— GOAL —
Your task is to gather the lines below that hold the string "mural".

Start

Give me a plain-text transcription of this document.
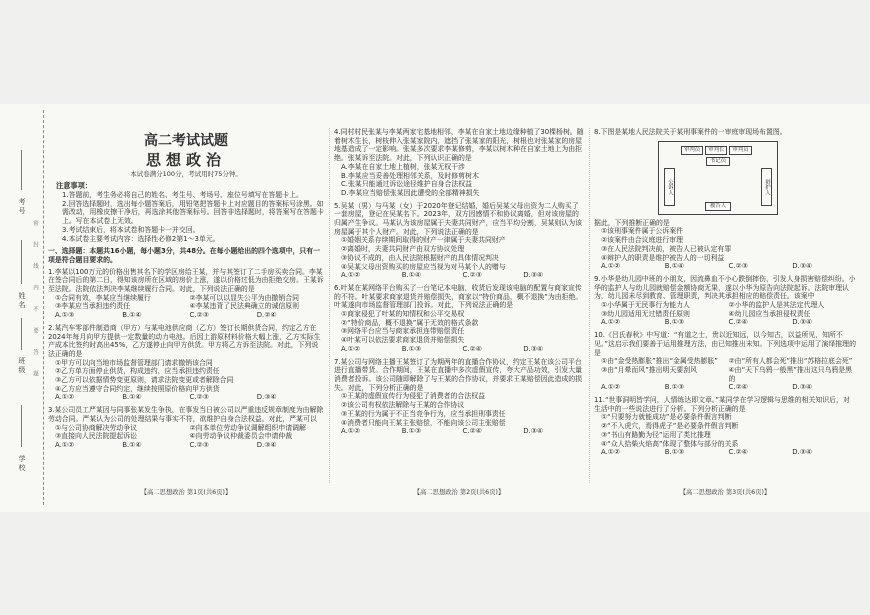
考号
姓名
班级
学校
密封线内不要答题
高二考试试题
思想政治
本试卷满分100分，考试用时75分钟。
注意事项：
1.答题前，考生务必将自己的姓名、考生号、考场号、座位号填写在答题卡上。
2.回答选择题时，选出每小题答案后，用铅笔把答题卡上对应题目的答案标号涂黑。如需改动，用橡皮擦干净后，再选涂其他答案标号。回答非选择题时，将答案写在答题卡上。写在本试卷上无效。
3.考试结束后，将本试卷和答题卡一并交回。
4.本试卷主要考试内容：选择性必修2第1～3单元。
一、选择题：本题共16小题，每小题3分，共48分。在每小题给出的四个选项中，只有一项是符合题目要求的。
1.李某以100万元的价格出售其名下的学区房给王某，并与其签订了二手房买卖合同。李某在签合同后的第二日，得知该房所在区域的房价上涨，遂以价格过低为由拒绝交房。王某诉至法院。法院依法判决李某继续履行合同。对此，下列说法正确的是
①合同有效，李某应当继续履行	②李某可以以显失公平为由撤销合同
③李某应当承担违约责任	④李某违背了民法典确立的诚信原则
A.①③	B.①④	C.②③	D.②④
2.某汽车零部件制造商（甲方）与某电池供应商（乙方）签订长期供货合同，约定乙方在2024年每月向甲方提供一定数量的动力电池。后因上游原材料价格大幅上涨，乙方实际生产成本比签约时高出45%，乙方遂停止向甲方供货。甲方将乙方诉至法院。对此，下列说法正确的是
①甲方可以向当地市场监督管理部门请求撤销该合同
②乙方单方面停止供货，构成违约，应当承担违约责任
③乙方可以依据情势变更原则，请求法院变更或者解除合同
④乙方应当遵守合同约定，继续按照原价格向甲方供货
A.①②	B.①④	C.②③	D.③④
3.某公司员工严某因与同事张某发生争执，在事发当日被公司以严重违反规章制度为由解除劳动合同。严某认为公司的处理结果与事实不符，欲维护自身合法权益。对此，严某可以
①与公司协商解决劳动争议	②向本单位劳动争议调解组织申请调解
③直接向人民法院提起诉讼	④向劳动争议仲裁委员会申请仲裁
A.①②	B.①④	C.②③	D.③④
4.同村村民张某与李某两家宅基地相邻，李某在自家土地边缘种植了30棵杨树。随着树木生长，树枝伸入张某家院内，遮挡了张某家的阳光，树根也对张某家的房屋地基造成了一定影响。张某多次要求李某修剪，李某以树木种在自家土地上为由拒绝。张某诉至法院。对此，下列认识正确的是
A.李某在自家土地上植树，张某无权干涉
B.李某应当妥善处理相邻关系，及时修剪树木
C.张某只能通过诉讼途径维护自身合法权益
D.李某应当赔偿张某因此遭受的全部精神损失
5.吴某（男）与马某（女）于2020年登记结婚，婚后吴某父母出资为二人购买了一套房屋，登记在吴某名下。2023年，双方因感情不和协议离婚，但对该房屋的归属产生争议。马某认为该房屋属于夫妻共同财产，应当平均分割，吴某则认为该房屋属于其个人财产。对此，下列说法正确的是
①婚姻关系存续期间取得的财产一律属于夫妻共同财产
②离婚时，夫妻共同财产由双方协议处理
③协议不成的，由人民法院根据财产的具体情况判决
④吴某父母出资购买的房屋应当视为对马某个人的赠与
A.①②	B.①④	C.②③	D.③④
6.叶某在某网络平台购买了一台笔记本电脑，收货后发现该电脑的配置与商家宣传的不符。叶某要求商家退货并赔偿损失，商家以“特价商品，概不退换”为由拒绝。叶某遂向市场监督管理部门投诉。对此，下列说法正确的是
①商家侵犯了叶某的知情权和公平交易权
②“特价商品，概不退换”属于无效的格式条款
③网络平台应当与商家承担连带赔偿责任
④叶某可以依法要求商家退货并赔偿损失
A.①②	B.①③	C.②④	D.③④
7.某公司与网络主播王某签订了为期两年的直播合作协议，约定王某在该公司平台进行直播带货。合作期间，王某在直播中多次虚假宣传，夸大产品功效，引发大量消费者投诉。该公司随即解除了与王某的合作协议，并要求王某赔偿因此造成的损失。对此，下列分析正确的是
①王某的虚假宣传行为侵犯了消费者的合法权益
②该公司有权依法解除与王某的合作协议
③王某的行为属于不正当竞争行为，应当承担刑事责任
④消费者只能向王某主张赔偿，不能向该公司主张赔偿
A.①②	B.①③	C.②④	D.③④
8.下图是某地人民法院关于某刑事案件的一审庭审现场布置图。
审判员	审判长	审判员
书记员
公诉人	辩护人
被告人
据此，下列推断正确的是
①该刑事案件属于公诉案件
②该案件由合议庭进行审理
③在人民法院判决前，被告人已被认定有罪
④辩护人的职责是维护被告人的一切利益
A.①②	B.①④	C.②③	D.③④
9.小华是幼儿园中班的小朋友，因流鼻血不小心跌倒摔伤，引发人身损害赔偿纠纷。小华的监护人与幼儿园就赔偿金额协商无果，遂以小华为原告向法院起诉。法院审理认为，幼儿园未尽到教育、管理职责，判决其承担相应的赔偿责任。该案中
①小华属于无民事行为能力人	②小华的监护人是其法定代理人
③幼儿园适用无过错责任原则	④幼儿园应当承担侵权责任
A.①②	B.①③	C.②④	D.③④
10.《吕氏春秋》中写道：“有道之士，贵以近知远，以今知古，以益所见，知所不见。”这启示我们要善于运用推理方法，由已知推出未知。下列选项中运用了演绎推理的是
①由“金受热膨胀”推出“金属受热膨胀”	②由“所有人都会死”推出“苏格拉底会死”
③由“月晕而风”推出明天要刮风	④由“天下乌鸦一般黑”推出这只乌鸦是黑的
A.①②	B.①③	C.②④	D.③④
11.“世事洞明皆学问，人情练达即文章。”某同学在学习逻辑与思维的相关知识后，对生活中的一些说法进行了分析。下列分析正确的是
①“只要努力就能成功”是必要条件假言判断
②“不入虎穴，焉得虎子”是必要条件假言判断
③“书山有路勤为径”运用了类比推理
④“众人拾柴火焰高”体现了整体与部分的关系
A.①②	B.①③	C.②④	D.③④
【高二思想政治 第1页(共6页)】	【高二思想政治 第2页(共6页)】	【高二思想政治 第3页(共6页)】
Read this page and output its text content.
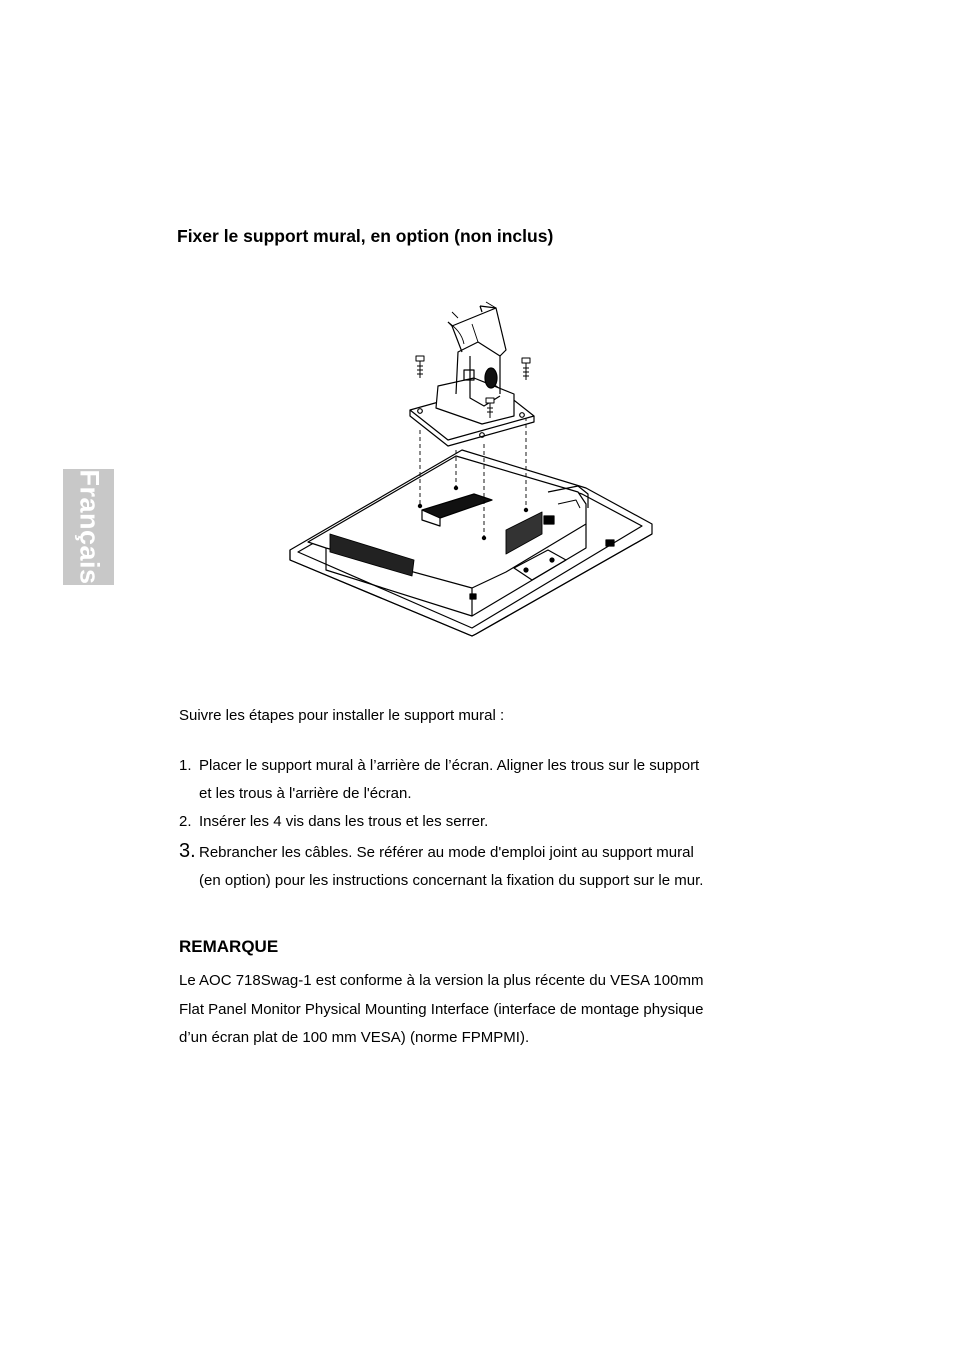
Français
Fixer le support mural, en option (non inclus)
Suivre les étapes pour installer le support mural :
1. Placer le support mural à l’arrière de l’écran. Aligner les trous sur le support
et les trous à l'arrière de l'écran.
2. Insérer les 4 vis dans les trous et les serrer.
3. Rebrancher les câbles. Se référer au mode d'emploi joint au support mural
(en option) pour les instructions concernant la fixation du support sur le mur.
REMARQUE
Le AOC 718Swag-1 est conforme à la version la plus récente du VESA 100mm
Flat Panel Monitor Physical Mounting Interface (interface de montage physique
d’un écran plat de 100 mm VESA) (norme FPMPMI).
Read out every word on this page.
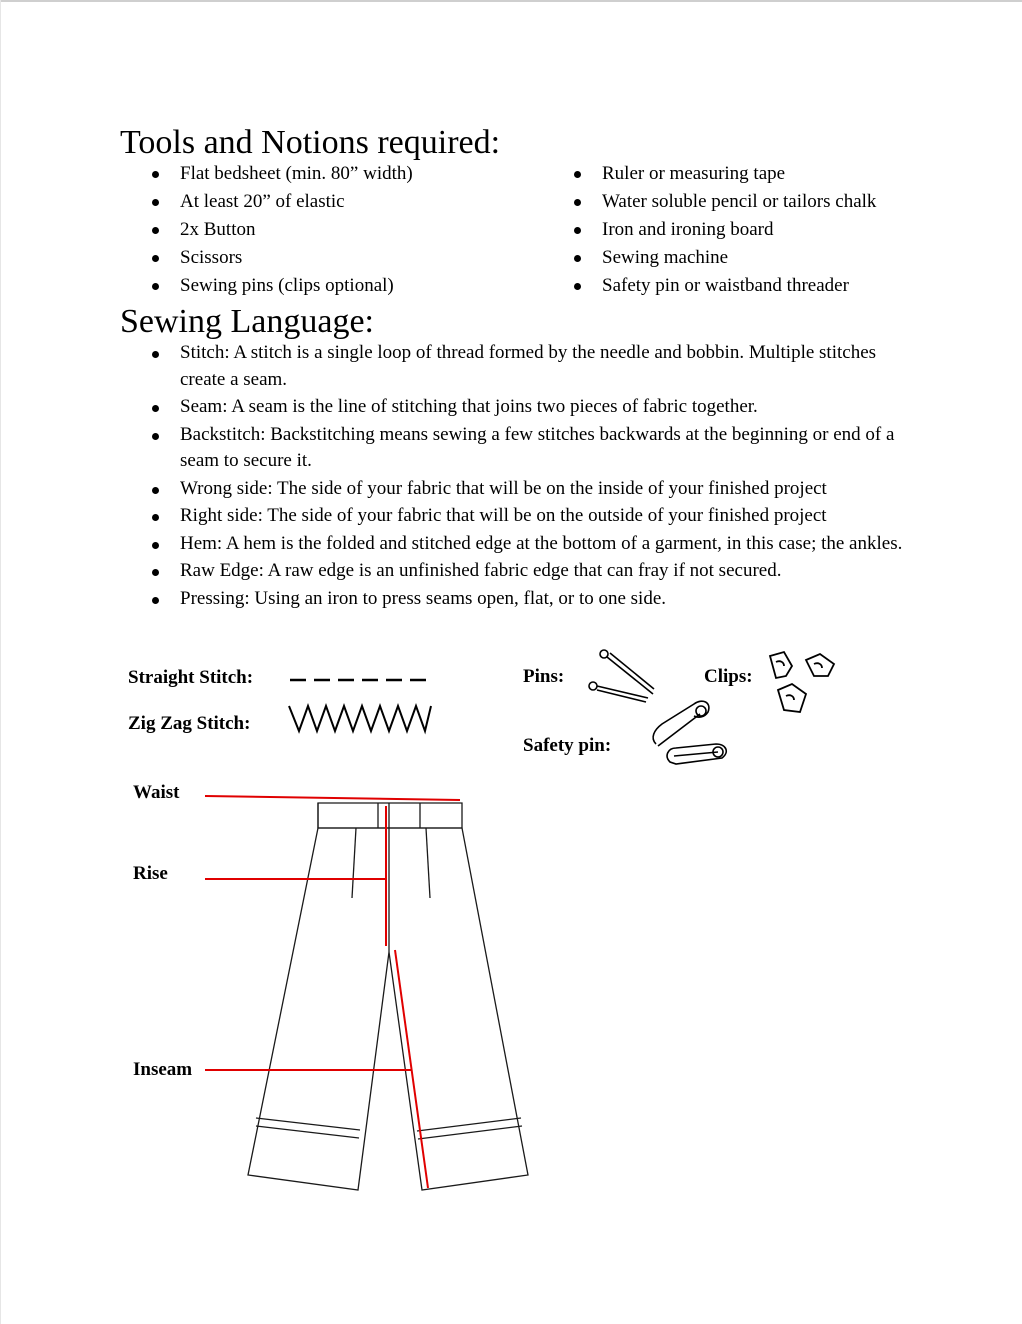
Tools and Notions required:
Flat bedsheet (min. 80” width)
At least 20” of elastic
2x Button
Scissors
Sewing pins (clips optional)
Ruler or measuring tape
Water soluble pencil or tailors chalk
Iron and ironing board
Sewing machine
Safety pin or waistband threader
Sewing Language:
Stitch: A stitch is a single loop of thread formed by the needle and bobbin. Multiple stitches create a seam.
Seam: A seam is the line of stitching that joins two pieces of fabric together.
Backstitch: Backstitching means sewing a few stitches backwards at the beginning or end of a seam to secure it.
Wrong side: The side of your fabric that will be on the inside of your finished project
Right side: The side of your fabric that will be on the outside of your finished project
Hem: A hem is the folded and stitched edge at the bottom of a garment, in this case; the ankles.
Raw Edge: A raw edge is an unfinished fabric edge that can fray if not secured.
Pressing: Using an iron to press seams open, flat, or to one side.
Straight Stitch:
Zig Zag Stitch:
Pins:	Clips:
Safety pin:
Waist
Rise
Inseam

End

— THE SOLUTION —
Fixer le support mural, en option (non inclus)
Suivre les étapes pour installer le support mural :
1. Placer le support mural à l’arrière de l’écran. Aligner les trous sur le support
3. Rebrancher les câbles. Se référer au mode d'emploi joint au support mural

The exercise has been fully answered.